Short exercise = Copy out lines with the word "JSON" from the material that follows.

Extracts from a graphics dataset:
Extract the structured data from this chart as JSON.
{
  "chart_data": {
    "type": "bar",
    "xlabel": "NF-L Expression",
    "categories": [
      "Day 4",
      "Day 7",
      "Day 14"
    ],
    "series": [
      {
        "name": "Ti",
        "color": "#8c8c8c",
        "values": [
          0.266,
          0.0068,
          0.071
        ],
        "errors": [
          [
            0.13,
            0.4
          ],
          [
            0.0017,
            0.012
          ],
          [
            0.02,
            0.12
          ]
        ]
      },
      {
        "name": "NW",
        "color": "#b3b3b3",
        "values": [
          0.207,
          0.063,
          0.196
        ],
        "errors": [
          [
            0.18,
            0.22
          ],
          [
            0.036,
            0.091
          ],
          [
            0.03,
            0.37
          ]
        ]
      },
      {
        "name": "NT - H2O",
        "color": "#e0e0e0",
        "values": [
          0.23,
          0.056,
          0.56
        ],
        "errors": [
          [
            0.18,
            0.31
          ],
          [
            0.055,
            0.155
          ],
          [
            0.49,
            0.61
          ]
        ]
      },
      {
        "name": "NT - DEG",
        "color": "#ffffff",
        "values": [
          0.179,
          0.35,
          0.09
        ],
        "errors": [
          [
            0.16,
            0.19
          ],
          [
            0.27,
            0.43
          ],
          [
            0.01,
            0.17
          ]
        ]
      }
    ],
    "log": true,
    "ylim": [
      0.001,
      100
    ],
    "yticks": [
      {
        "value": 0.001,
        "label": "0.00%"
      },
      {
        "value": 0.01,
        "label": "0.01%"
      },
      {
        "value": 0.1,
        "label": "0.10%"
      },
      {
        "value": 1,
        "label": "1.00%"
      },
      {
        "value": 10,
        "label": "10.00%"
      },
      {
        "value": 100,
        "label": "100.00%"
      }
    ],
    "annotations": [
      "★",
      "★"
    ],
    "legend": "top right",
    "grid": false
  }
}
---
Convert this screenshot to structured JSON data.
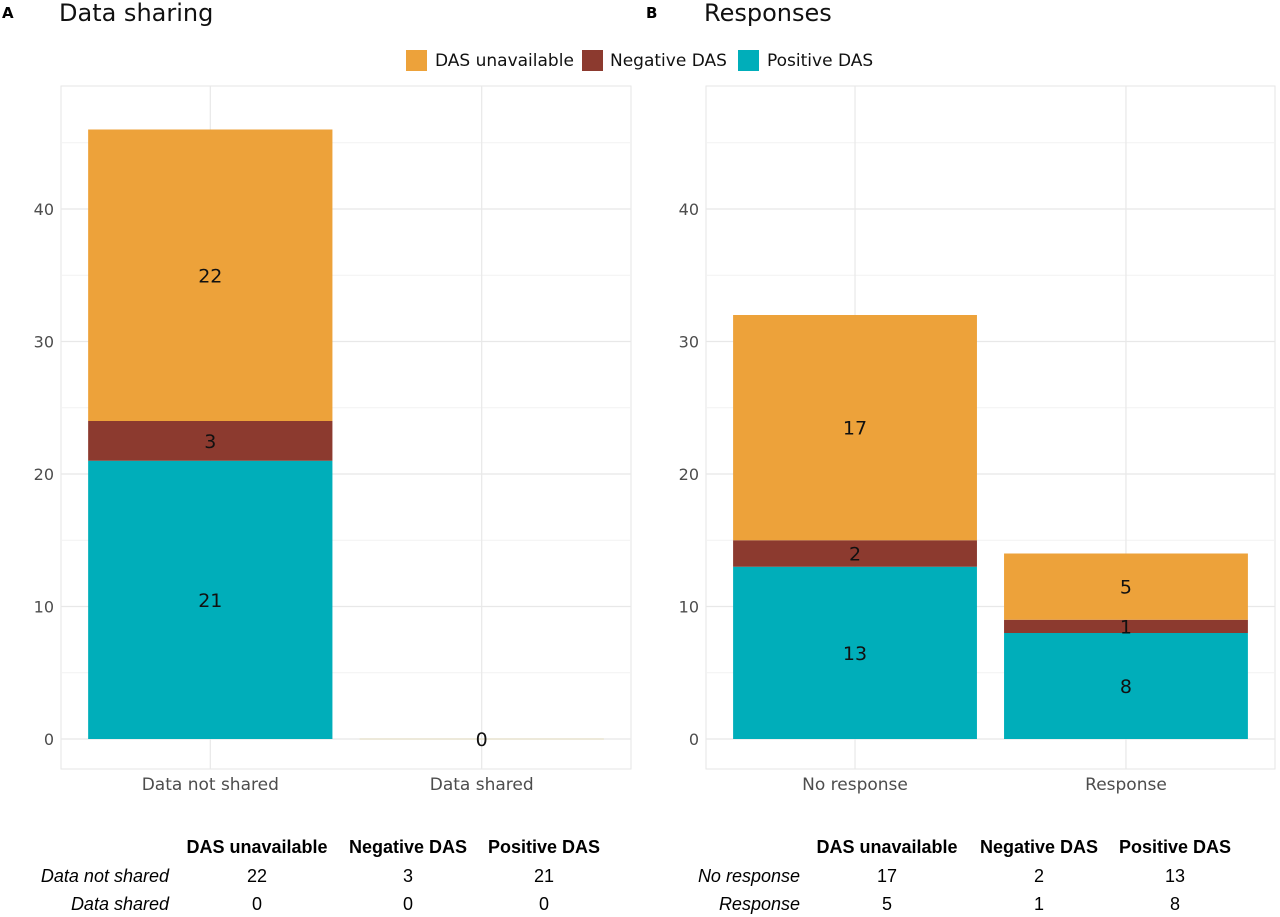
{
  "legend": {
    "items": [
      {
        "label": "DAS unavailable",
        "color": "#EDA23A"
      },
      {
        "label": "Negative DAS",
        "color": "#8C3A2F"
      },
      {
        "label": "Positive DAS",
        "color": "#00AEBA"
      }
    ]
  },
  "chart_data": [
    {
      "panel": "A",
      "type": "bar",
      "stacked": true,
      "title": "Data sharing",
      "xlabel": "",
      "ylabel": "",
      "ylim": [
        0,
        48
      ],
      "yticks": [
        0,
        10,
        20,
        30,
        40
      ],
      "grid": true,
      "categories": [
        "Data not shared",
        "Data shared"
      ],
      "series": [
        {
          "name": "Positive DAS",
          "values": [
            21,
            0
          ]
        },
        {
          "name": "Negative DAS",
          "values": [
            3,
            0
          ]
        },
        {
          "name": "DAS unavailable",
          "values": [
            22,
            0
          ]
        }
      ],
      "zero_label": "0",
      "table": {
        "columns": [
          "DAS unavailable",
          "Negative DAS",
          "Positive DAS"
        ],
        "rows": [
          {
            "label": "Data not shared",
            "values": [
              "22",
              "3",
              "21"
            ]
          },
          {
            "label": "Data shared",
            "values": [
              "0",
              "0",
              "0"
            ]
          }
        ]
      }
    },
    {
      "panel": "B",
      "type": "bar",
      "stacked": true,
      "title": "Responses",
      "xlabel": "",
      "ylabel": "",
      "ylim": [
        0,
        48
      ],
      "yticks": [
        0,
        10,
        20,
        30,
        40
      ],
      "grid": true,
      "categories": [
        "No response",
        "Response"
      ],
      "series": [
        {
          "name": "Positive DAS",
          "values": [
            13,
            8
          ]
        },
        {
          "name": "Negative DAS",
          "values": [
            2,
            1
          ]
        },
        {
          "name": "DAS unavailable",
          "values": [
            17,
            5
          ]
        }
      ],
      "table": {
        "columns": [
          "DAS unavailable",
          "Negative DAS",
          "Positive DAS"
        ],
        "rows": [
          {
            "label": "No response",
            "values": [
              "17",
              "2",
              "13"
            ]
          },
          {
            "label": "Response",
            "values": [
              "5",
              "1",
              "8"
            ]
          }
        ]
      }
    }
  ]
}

Reply to the exercise =
Extract the structured data from this chart as JSON.
Convert this screenshot to structured JSON data.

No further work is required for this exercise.